▸ **WHAT IS EXPECTED**: Reproduce every row below character for character, leaving the picture out.

-- START RECORD EXCERPTS --

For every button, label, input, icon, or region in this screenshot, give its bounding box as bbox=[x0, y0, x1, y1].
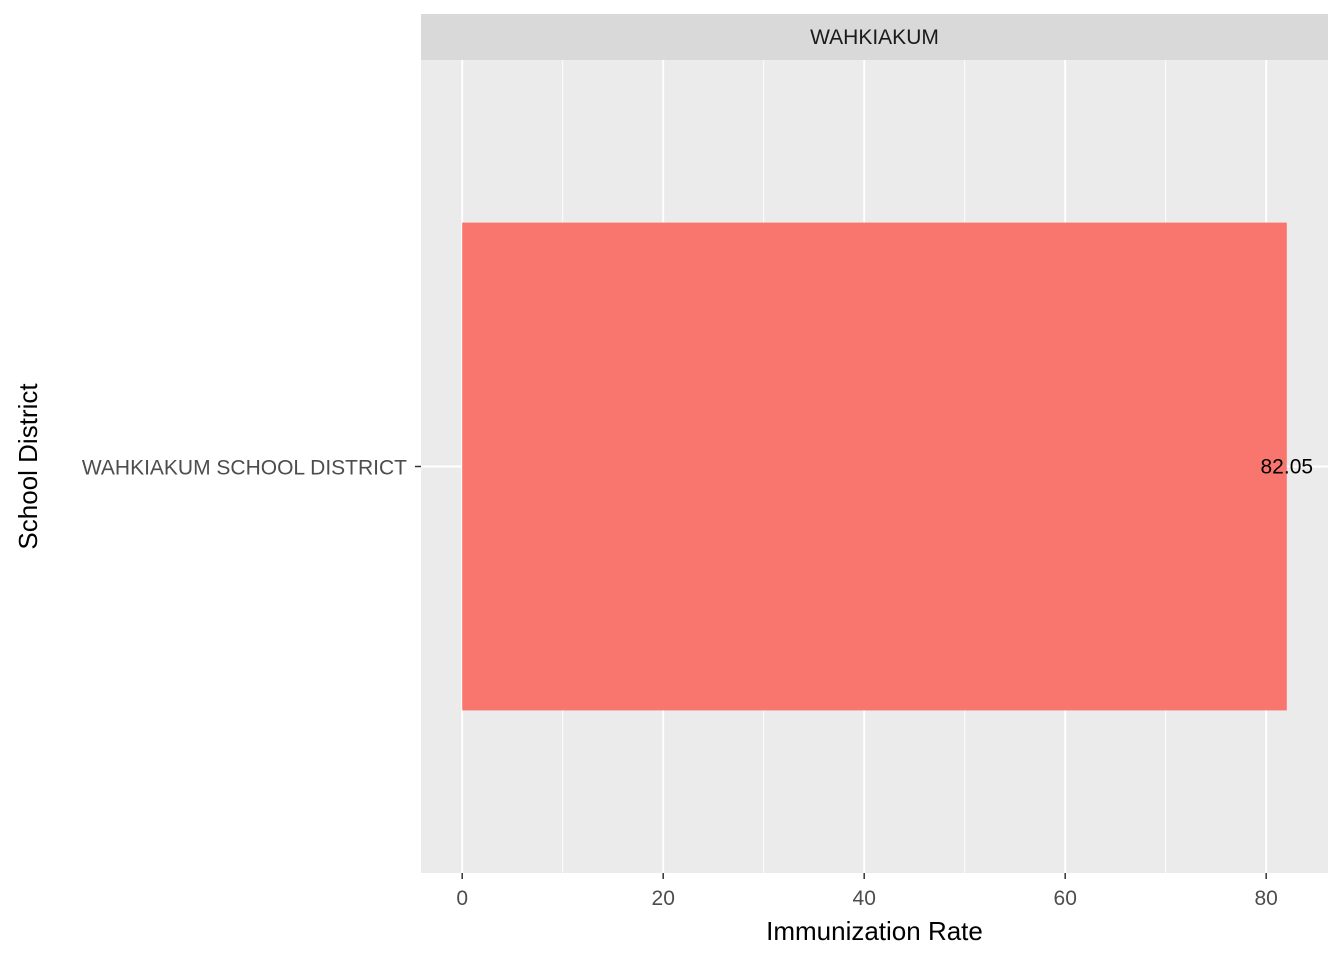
facet-strip bbox=[421, 14, 1328, 60]
x-tick-label: 0 bbox=[456, 887, 468, 910]
bar bbox=[462, 222, 1287, 711]
data-labels: 82.05 bbox=[1261, 456, 1314, 479]
x-tick-label: 40 bbox=[853, 887, 876, 910]
x-axis-title: Immunization Rate bbox=[766, 916, 983, 946]
facet-strip-label: WAHKIAKUM bbox=[810, 26, 939, 49]
y-axis-title: School District bbox=[13, 383, 43, 550]
y-axis-ticks: WAHKIAKUM SCHOOL DISTRICT bbox=[82, 457, 421, 480]
bars bbox=[462, 222, 1287, 711]
x-tick-label: 20 bbox=[652, 887, 675, 910]
data-label: 82.05 bbox=[1261, 456, 1314, 479]
x-tick-label: 80 bbox=[1255, 887, 1278, 910]
x-axis-ticks: 0 20 40 60 80 bbox=[456, 873, 1278, 910]
x-tick-label: 60 bbox=[1054, 887, 1077, 910]
y-tick-label: WAHKIAKUM SCHOOL DISTRICT bbox=[82, 457, 407, 480]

-- END RECORD EXCERPTS --

▸ **SOLUTION FOR THIS PROBLEM**:
For every button, label, input, icon, or region in this screenshot, give its bounding box as bbox=[x0, y0, x1, y1].
facet-strip bbox=[421, 14, 1328, 60]
x-tick-label: 0 bbox=[456, 887, 468, 910]
bar bbox=[462, 222, 1287, 711]
data-labels: 82.05 bbox=[1261, 456, 1314, 479]
x-tick-label: 40 bbox=[853, 887, 876, 910]
x-axis-title: Immunization Rate bbox=[766, 916, 983, 946]
facet-strip-label: WAHKIAKUM bbox=[810, 26, 939, 49]
y-axis-title: School District bbox=[13, 383, 43, 550]
y-axis-ticks: WAHKIAKUM SCHOOL DISTRICT bbox=[82, 457, 421, 480]
bars bbox=[462, 222, 1287, 711]
x-tick-label: 20 bbox=[652, 887, 675, 910]
data-label: 82.05 bbox=[1261, 456, 1314, 479]
x-tick-label: 80 bbox=[1255, 887, 1278, 910]
x-axis-ticks: 0 20 40 60 80 bbox=[456, 873, 1278, 910]
x-tick-label: 60 bbox=[1054, 887, 1077, 910]
y-tick-label: WAHKIAKUM SCHOOL DISTRICT bbox=[82, 457, 407, 480]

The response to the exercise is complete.